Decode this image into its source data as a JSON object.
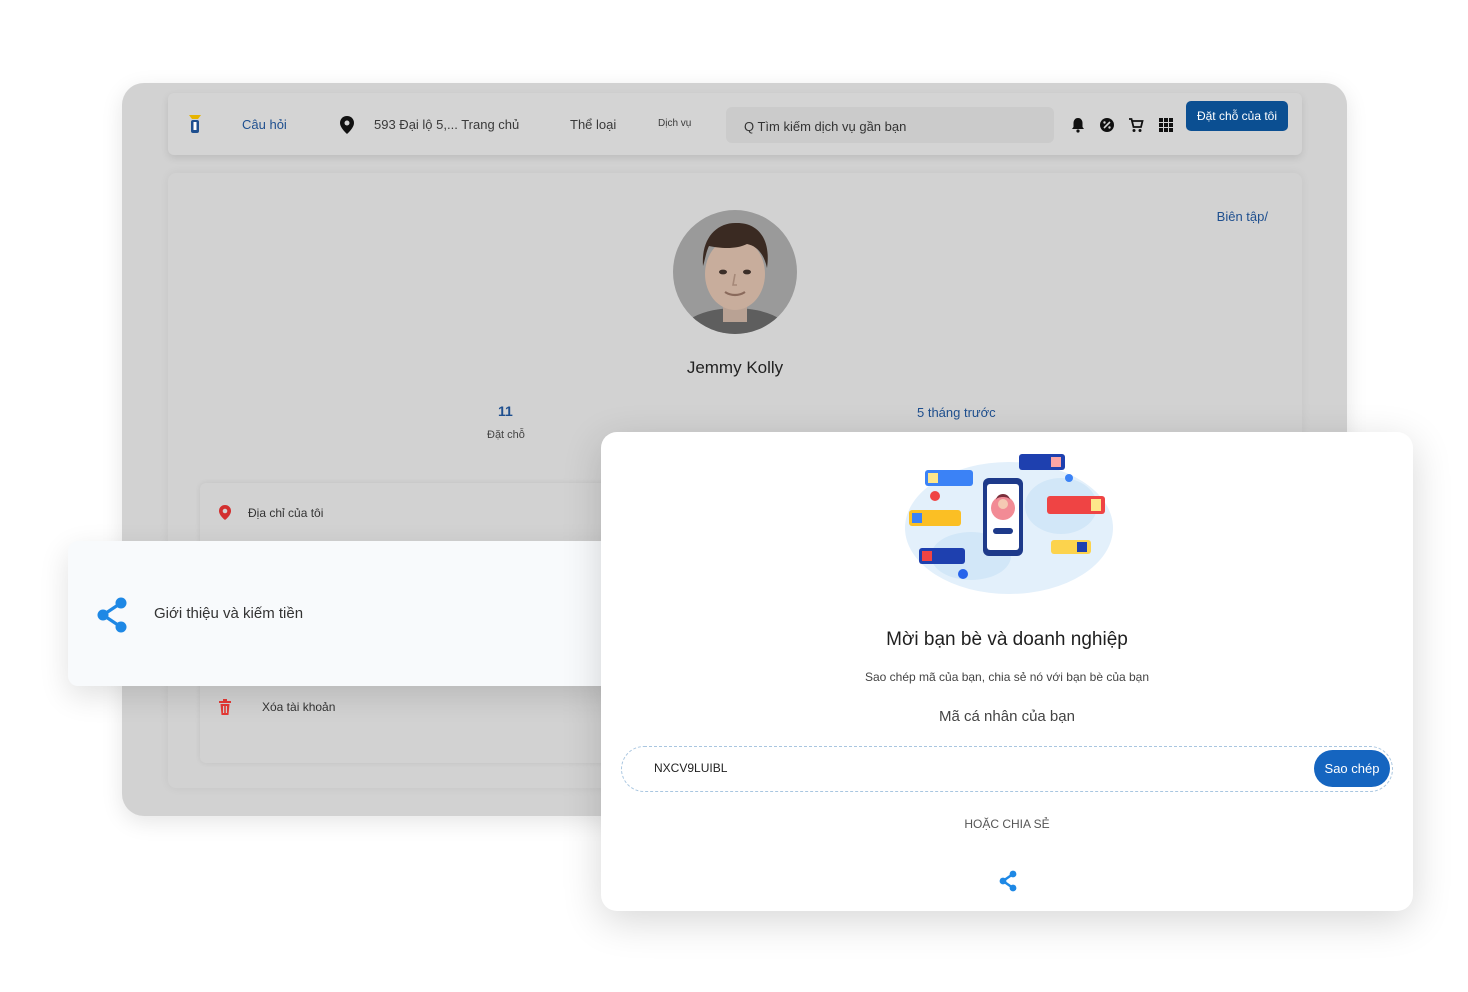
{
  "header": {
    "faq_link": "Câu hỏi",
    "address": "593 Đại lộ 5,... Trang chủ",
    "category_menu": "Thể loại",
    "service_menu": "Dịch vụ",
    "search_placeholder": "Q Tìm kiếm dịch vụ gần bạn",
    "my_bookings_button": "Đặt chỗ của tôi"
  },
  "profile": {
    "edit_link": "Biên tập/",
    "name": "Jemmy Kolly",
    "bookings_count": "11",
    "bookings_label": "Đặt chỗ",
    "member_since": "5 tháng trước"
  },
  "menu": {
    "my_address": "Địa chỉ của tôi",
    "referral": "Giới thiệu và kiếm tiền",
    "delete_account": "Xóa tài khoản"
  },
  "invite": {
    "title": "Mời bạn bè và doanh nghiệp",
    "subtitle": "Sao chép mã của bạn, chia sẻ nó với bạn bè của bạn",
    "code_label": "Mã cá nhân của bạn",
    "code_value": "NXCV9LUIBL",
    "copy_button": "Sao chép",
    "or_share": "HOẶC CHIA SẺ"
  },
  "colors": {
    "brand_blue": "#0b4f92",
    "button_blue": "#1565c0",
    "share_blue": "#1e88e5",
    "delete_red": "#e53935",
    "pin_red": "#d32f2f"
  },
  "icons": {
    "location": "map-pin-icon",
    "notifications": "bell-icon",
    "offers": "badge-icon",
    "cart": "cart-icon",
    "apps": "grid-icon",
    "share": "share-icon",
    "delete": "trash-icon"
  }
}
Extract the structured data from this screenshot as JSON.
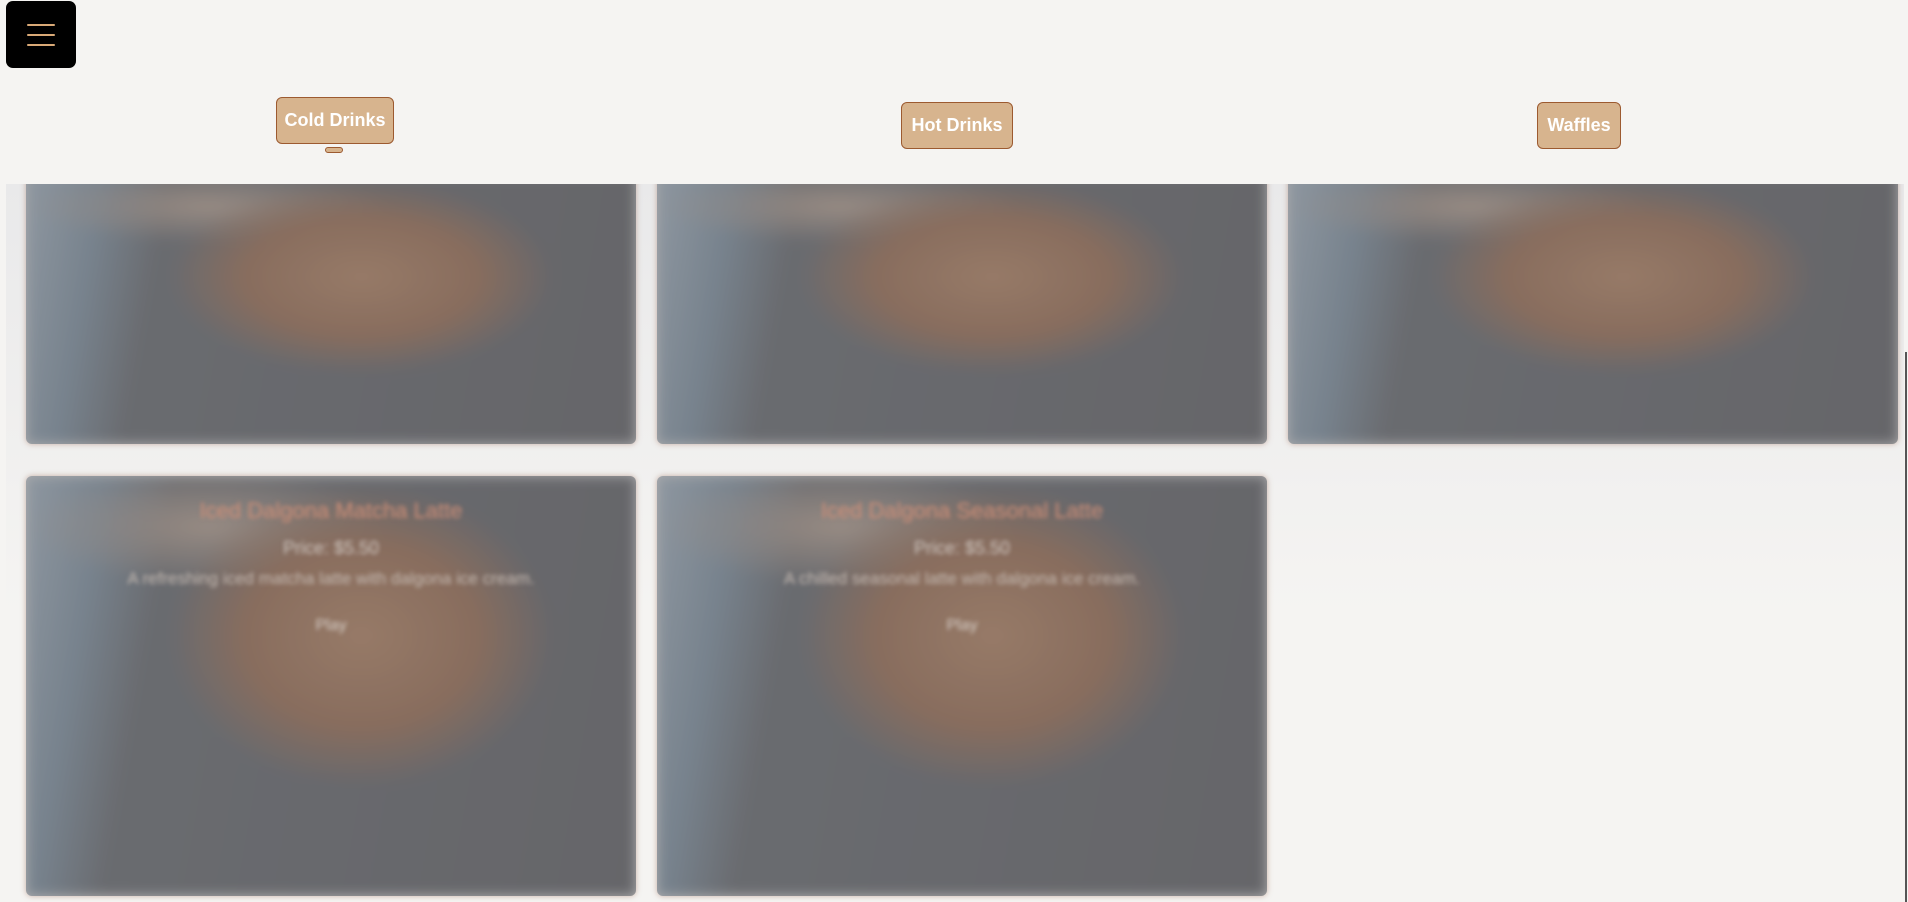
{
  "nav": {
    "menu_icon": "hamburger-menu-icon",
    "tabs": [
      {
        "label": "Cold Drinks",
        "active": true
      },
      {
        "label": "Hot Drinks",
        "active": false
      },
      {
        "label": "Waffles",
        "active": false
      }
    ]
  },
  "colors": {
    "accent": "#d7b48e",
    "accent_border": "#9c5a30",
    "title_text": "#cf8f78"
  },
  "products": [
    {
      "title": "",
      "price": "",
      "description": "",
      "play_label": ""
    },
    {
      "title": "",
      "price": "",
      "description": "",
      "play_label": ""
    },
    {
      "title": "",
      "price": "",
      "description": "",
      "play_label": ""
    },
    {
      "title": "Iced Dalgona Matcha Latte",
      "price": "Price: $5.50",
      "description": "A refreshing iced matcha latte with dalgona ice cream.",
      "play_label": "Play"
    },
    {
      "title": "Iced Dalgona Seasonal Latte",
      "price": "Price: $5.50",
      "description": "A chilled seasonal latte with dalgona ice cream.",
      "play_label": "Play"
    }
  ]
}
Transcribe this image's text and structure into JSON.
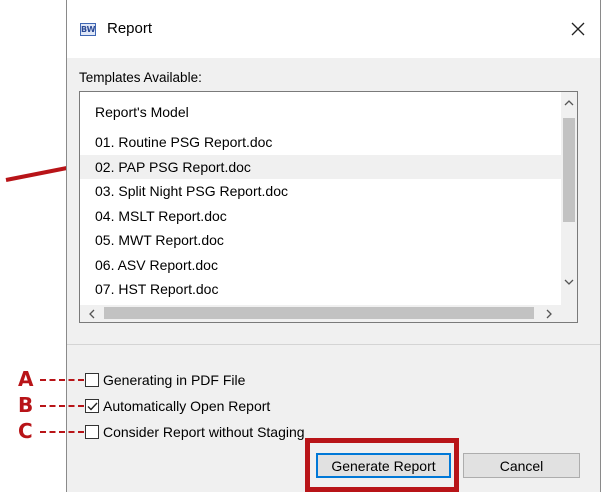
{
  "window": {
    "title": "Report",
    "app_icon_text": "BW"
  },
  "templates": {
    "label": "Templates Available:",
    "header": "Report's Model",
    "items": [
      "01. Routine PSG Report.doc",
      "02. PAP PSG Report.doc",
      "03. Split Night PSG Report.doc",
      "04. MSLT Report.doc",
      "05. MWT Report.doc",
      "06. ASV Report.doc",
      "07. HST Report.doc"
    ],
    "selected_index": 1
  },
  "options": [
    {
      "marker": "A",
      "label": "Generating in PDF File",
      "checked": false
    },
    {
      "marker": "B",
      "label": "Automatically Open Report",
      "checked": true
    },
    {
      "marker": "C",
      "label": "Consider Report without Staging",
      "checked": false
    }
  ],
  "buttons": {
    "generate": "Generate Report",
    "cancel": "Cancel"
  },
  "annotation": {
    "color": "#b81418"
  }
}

What you will do >>
Copy out the entries verbatim and leave the images out.

Reply to the task >>
Decode this image into its source data as a JSON object.
{
  "header": {
    "faq_link": "Câu hỏi",
    "address": "593 Đại lộ 5,... Trang chủ",
    "category_menu": "Thể loại",
    "service_menu": "Dịch vụ",
    "search_placeholder": "Q Tìm kiếm dịch vụ gần bạn",
    "my_bookings_button": "Đặt chỗ của tôi"
  },
  "profile": {
    "edit_link": "Biên tập/",
    "name": "Jemmy Kolly",
    "bookings_count": "11",
    "bookings_label": "Đặt chỗ",
    "member_since": "5 tháng trước"
  },
  "menu": {
    "my_address": "Địa chỉ của tôi",
    "referral": "Giới thiệu và kiếm tiền",
    "delete_account": "Xóa tài khoản"
  },
  "invite": {
    "title": "Mời bạn bè và doanh nghiệp",
    "subtitle": "Sao chép mã của bạn, chia sẻ nó với bạn bè của bạn",
    "code_label": "Mã cá nhân của bạn",
    "code_value": "NXCV9LUIBL",
    "copy_button": "Sao chép",
    "or_share": "HOẶC CHIA SẺ"
  },
  "colors": {
    "brand_blue": "#0b4f92",
    "button_blue": "#1565c0",
    "share_blue": "#1e88e5",
    "delete_red": "#e53935",
    "pin_red": "#d32f2f"
  },
  "icons": {
    "location": "map-pin-icon",
    "notifications": "bell-icon",
    "offers": "badge-icon",
    "cart": "cart-icon",
    "apps": "grid-icon",
    "share": "share-icon",
    "delete": "trash-icon"
  }
}
Extract the structured data from this screenshot as JSON.
{
  "nav": {
    "menu_icon": "hamburger-menu-icon",
    "tabs": [
      {
        "label": "Cold Drinks",
        "active": true
      },
      {
        "label": "Hot Drinks",
        "active": false
      },
      {
        "label": "Waffles",
        "active": false
      }
    ]
  },
  "colors": {
    "accent": "#d7b48e",
    "accent_border": "#9c5a30",
    "title_text": "#cf8f78"
  },
  "products": [
    {
      "title": "",
      "price": "",
      "description": "",
      "play_label": ""
    },
    {
      "title": "",
      "price": "",
      "description": "",
      "play_label": ""
    },
    {
      "title": "",
      "price": "",
      "description": "",
      "play_label": ""
    },
    {
      "title": "Iced Dalgona Matcha Latte",
      "price": "Price: $5.50",
      "description": "A refreshing iced matcha latte with dalgona ice cream.",
      "play_label": "Play"
    },
    {
      "title": "Iced Dalgona Seasonal Latte",
      "price": "Price: $5.50",
      "description": "A chilled seasonal latte with dalgona ice cream.",
      "play_label": "Play"
    }
  ]
}
Transcribe this image's text and structure into JSON.
{
  "window": {
    "title": "Report",
    "app_icon_text": "BW"
  },
  "templates": {
    "label": "Templates Available:",
    "header": "Report's Model",
    "items": [
      "01. Routine PSG Report.doc",
      "02. PAP PSG Report.doc",
      "03. Split Night PSG Report.doc",
      "04. MSLT Report.doc",
      "05. MWT Report.doc",
      "06. ASV Report.doc",
      "07. HST Report.doc"
    ],
    "selected_index": 1
  },
  "options": [
    {
      "marker": "A",
      "label": "Generating in PDF File",
      "checked": false
    },
    {
      "marker": "B",
      "label": "Automatically Open Report",
      "checked": true
    },
    {
      "marker": "C",
      "label": "Consider Report without Staging",
      "checked": false
    }
  ],
  "buttons": {
    "generate": "Generate Report",
    "cancel": "Cancel"
  },
  "annotation": {
    "color": "#b81418"
  }
}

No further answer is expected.